* [SHORT EXERCISE]: Answer with one number: how many lines have "Российской".

+++ INPUT RECORDS +++

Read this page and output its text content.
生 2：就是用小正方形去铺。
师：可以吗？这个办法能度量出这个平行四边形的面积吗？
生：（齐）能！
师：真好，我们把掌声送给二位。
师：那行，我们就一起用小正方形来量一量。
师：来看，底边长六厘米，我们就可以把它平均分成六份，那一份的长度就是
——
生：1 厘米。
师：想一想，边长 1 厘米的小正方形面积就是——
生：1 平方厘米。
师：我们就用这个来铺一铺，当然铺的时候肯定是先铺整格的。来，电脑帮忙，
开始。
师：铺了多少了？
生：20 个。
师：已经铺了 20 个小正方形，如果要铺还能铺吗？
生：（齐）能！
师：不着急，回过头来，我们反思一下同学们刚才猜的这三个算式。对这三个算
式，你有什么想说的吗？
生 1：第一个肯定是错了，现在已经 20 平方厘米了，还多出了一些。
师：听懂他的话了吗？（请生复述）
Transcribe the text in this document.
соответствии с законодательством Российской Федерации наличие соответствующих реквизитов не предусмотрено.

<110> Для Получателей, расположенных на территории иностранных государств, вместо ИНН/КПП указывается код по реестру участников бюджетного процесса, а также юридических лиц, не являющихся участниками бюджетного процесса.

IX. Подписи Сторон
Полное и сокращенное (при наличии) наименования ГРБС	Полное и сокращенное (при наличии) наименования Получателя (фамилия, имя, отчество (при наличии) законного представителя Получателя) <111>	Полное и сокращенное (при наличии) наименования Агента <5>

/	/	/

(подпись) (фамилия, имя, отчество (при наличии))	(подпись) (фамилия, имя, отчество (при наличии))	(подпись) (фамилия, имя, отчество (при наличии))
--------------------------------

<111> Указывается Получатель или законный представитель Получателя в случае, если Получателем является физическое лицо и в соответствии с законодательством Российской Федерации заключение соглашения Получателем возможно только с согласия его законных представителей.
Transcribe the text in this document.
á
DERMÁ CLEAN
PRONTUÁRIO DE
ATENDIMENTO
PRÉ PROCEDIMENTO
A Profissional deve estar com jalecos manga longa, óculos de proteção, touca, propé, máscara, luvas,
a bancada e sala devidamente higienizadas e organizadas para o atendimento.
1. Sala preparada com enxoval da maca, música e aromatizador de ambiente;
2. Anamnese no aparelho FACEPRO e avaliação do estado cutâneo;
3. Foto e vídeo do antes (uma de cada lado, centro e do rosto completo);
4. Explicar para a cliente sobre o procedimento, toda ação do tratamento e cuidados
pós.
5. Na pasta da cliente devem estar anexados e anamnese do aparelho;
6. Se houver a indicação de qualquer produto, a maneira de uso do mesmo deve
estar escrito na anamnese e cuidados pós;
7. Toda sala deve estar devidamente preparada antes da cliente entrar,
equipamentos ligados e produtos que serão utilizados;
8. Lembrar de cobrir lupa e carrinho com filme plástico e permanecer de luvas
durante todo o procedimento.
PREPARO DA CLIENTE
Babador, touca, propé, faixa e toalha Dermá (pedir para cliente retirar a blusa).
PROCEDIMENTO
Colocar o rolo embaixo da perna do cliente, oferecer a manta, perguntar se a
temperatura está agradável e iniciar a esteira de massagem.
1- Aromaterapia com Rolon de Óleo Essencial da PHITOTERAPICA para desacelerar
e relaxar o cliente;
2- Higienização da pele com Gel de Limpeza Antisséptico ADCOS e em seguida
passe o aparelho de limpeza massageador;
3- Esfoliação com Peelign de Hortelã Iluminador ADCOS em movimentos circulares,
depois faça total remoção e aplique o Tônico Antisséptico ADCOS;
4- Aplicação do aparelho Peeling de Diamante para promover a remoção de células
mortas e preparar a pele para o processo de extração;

+++

* [SOLUTION TO THE PROBLEM]: 2